* What you need to do
Everything from the line that contains "Output a JSON" through the final line of the records below should be quoted exactly, except the pictures.

Records from a collection of figures:
■ ■ ■
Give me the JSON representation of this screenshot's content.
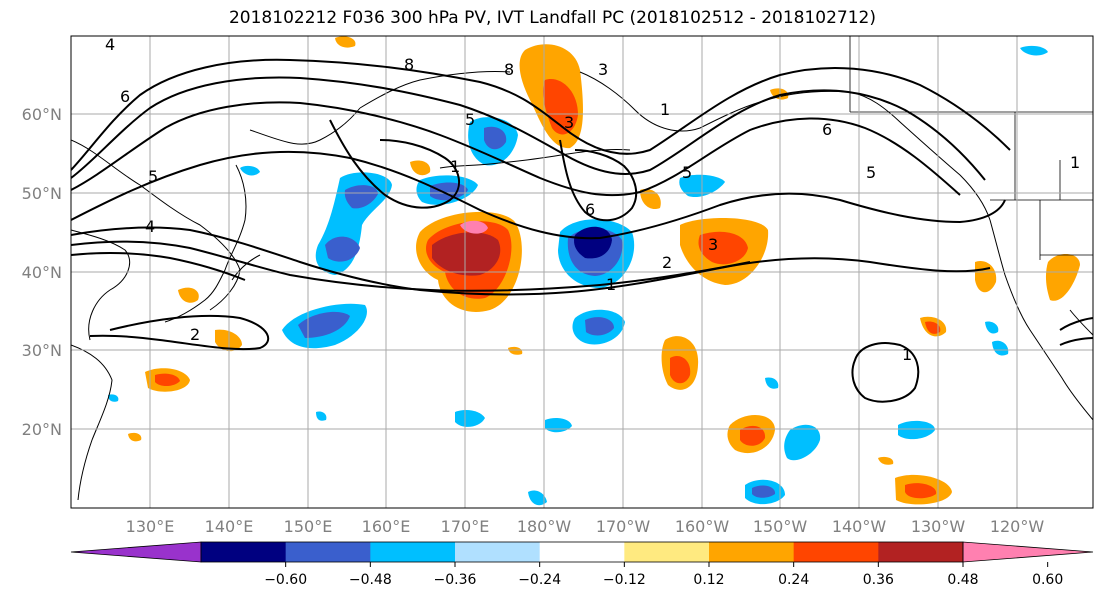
{
  "title": "2018102212 F036 300 hPa PV, IVT Landfall PC (2018102512 - 2018102712)",
  "lat_labels": [
    "60°N",
    "50°N",
    "40°N",
    "30°N",
    "20°N"
  ],
  "lon_labels": [
    "130°E",
    "140°E",
    "150°E",
    "160°E",
    "170°E",
    "180°W",
    "170°W",
    "160°W",
    "150°W",
    "140°W",
    "130°W",
    "120°W"
  ],
  "colorbar": {
    "ticks": [
      "−0.60",
      "−0.48",
      "−0.36",
      "−0.24",
      "−0.12",
      "0.12",
      "0.24",
      "0.36",
      "0.48",
      "0.60"
    ],
    "colors": [
      "#9932cc",
      "#000080",
      "#3a5fcd",
      "#00bfff",
      "#b0e0ff",
      "#ffffff",
      "#ffea80",
      "#ffa500",
      "#ff4500",
      "#b22222",
      "#ff80b0"
    ]
  },
  "contour_labels": [
    "4",
    "6",
    "5",
    "4",
    "2",
    "8",
    "8",
    "1",
    "5",
    "3",
    "3",
    "1",
    "5",
    "6",
    "2",
    "1",
    "3",
    "6",
    "5",
    "1",
    "1"
  ]
}
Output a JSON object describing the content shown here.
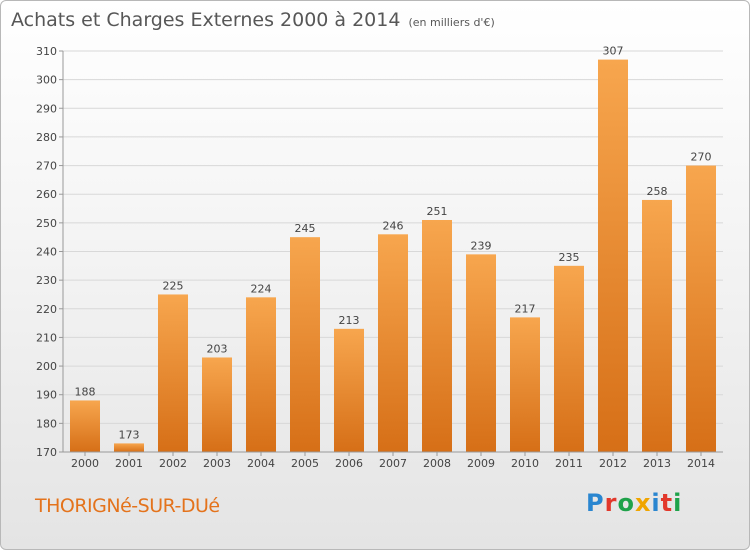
{
  "header": {
    "title": "Achats et Charges Externes 2000 à 2014",
    "unit": "(en milliers d'€)"
  },
  "footer": {
    "commune": "THORIGNé-SUR-DUé",
    "logo": "Proxiti",
    "logo_colors": [
      "#2a86d0",
      "#e2382b",
      "#1fa24a",
      "#f0a500",
      "#2a86d0",
      "#e2382b",
      "#1fa24a"
    ]
  },
  "colors": {
    "bar_light": "#f7a64e",
    "bar_dark": "#d66f17",
    "grid": "#d8d8d8",
    "axis_text": "#444444"
  },
  "chart_data": {
    "type": "bar",
    "title": "Achats et Charges Externes 2000 à 2014",
    "categories": [
      "2000",
      "2001",
      "2002",
      "2003",
      "2004",
      "2005",
      "2006",
      "2007",
      "2008",
      "2009",
      "2010",
      "2011",
      "2012",
      "2013",
      "2014"
    ],
    "values": [
      188,
      173,
      225,
      203,
      224,
      245,
      213,
      246,
      251,
      239,
      217,
      235,
      307,
      258,
      270
    ],
    "ylim": [
      170,
      310
    ],
    "yticks": [
      170,
      180,
      190,
      200,
      210,
      220,
      230,
      240,
      250,
      260,
      270,
      280,
      290,
      300,
      310
    ],
    "grid": true,
    "data_labels": true
  }
}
■ ■ ■
* Response
Output a JSON object describing the content shown here.
{
  "header": {
    "title": "Achats et Charges Externes 2000 à 2014",
    "unit": "(en milliers d'€)"
  },
  "footer": {
    "commune": "THORIGNé-SUR-DUé",
    "logo": "Proxiti",
    "logo_colors": [
      "#2a86d0",
      "#e2382b",
      "#1fa24a",
      "#f0a500",
      "#2a86d0",
      "#e2382b",
      "#1fa24a"
    ]
  },
  "colors": {
    "bar_light": "#f7a64e",
    "bar_dark": "#d66f17",
    "grid": "#d8d8d8",
    "axis_text": "#444444"
  },
  "chart_data": {
    "type": "bar",
    "title": "Achats et Charges Externes 2000 à 2014",
    "categories": [
      "2000",
      "2001",
      "2002",
      "2003",
      "2004",
      "2005",
      "2006",
      "2007",
      "2008",
      "2009",
      "2010",
      "2011",
      "2012",
      "2013",
      "2014"
    ],
    "values": [
      188,
      173,
      225,
      203,
      224,
      245,
      213,
      246,
      251,
      239,
      217,
      235,
      307,
      258,
      270
    ],
    "ylim": [
      170,
      310
    ],
    "yticks": [
      170,
      180,
      190,
      200,
      210,
      220,
      230,
      240,
      250,
      260,
      270,
      280,
      290,
      300,
      310
    ],
    "grid": true,
    "data_labels": true
  }
}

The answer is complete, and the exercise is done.